- Job -
Your task is to print all of the material verbatim.

══ Data section ══

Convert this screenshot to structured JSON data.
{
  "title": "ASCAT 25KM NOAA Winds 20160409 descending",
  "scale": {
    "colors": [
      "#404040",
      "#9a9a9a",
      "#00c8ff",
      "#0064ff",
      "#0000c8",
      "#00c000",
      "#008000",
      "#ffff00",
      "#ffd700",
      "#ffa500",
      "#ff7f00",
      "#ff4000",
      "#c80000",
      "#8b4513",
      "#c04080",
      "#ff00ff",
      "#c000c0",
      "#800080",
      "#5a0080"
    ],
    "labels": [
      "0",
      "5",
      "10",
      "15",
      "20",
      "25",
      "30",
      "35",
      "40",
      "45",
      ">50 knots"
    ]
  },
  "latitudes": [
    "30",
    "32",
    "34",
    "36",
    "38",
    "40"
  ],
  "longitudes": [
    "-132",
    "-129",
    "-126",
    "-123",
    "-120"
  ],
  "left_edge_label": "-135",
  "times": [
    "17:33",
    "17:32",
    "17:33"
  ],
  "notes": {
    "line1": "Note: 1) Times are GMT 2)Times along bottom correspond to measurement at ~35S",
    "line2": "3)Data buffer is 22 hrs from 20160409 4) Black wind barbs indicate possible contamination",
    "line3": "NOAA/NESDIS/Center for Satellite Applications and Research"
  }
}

═══

- Result for this task -
Convert this screenshot to structured JSON data.
{
  "title": "ASCAT 25KM NOAA Winds 20160409 descending",
  "scale": {
    "colors": [
      "#404040",
      "#9a9a9a",
      "#00c8ff",
      "#0064ff",
      "#0000c8",
      "#00c000",
      "#008000",
      "#ffff00",
      "#ffd700",
      "#ffa500",
      "#ff7f00",
      "#ff4000",
      "#c80000",
      "#8b4513",
      "#c04080",
      "#ff00ff",
      "#c000c0",
      "#800080",
      "#5a0080"
    ],
    "labels": [
      "0",
      "5",
      "10",
      "15",
      "20",
      "25",
      "30",
      "35",
      "40",
      "45",
      ">50 knots"
    ]
  },
  "latitudes": [
    "30",
    "32",
    "34",
    "36",
    "38",
    "40"
  ],
  "longitudes": [
    "-132",
    "-129",
    "-126",
    "-123",
    "-120"
  ],
  "left_edge_label": "-135",
  "times": [
    "17:33",
    "17:32",
    "17:33"
  ],
  "notes": {
    "line1": "Note: 1) Times are GMT 2)Times along bottom correspond to measurement at ~35S",
    "line2": "3)Data buffer is 22 hrs from 20160409 4) Black wind barbs indicate possible contamination",
    "line3": "NOAA/NESDIS/Center for Satellite Applications and Research"
  }
}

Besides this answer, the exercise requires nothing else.